» **Work to complete**:
Repeat the material exactly, leaving nothing out.

(Data items)
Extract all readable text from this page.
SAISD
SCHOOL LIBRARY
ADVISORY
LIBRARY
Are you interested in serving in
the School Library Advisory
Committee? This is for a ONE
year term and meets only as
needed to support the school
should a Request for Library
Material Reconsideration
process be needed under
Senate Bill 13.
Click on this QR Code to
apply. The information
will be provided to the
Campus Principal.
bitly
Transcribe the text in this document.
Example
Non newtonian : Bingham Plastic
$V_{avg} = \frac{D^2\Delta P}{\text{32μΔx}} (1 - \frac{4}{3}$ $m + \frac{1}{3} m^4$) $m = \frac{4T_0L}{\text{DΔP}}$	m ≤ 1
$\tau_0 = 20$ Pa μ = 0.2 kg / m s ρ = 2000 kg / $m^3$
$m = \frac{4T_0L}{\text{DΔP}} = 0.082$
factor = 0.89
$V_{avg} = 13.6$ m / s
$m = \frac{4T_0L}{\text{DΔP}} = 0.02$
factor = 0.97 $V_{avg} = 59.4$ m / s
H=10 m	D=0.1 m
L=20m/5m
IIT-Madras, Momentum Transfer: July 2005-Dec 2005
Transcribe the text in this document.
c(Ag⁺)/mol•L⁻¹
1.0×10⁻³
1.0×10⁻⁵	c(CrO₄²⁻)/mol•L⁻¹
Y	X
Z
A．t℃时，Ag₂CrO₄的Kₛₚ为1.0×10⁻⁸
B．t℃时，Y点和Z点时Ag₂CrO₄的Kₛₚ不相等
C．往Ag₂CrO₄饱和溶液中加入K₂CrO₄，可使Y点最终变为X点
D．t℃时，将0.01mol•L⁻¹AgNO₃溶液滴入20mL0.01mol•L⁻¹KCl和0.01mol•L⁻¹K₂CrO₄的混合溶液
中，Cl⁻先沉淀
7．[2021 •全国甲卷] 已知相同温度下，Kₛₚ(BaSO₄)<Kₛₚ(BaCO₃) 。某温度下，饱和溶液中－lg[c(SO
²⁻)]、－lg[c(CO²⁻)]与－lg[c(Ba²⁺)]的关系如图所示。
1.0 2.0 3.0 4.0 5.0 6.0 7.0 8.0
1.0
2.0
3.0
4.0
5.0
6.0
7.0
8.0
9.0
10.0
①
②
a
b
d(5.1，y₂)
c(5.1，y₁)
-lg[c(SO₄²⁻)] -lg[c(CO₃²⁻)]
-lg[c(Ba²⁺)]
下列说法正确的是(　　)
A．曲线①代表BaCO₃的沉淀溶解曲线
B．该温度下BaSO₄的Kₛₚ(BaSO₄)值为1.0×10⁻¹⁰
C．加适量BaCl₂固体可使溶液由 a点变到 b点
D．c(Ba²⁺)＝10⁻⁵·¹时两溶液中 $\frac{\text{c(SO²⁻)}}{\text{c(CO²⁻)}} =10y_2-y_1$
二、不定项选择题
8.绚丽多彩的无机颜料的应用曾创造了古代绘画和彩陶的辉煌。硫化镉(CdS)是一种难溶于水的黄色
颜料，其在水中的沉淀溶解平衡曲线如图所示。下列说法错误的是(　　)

» **Full solution**:
Extract all readable text from this page.
SAISD
SCHOOL LIBRARY
ADVISORY
LIBRARY
Are you interested in serving in
the School Library Advisory
Committee? This is for a ONE
year term and meets only as
needed to support the school
should a Request for Library
Material Reconsideration
process be needed under
Senate Bill 13.
Click on this QR Code to
apply. The information
will be provided to the
Campus Principal.
bitly
Transcribe the text in this document.
Example
Non newtonian : Bingham Plastic
$V_{avg} = \frac{D^2\Delta P}{\text{32μΔx}} (1 - \frac{4}{3}$ $m + \frac{1}{3} m^4$) $m = \frac{4T_0L}{\text{DΔP}}$	m ≤ 1
$\tau_0 = 20$ Pa μ = 0.2 kg / m s ρ = 2000 kg / $m^3$
$m = \frac{4T_0L}{\text{DΔP}} = 0.082$
factor = 0.89
$V_{avg} = 13.6$ m / s
$m = \frac{4T_0L}{\text{DΔP}} = 0.02$
factor = 0.97 $V_{avg} = 59.4$ m / s
H=10 m	D=0.1 m
L=20m/5m
IIT-Madras, Momentum Transfer: July 2005-Dec 2005
Transcribe the text in this document.
c(Ag⁺)/mol•L⁻¹
1.0×10⁻³
1.0×10⁻⁵	c(CrO₄²⁻)/mol•L⁻¹
Y	X
Z
A．t℃时，Ag₂CrO₄的Kₛₚ为1.0×10⁻⁸
B．t℃时，Y点和Z点时Ag₂CrO₄的Kₛₚ不相等
C．往Ag₂CrO₄饱和溶液中加入K₂CrO₄，可使Y点最终变为X点
D．t℃时，将0.01mol•L⁻¹AgNO₃溶液滴入20mL0.01mol•L⁻¹KCl和0.01mol•L⁻¹K₂CrO₄的混合溶液
中，Cl⁻先沉淀
7．[2021 •全国甲卷] 已知相同温度下，Kₛₚ(BaSO₄)<Kₛₚ(BaCO₃) 。某温度下，饱和溶液中－lg[c(SO
²⁻)]、－lg[c(CO²⁻)]与－lg[c(Ba²⁺)]的关系如图所示。
1.0 2.0 3.0 4.0 5.0 6.0 7.0 8.0
1.0
2.0
3.0
4.0
5.0
6.0
7.0
8.0
9.0
10.0
①
②
a
b
d(5.1，y₂)
c(5.1，y₁)
-lg[c(SO₄²⁻)] -lg[c(CO₃²⁻)]
-lg[c(Ba²⁺)]
下列说法正确的是(　　)
A．曲线①代表BaCO₃的沉淀溶解曲线
B．该温度下BaSO₄的Kₛₚ(BaSO₄)值为1.0×10⁻¹⁰
C．加适量BaCl₂固体可使溶液由 a点变到 b点
D．c(Ba²⁺)＝10⁻⁵·¹时两溶液中 $\frac{\text{c(SO²⁻)}}{\text{c(CO²⁻)}} =10y_2-y_1$
二、不定项选择题
8.绚丽多彩的无机颜料的应用曾创造了古代绘画和彩陶的辉煌。硫化镉(CdS)是一种难溶于水的黄色
颜料，其在水中的沉淀溶解平衡曲线如图所示。下列说法错误的是(　　)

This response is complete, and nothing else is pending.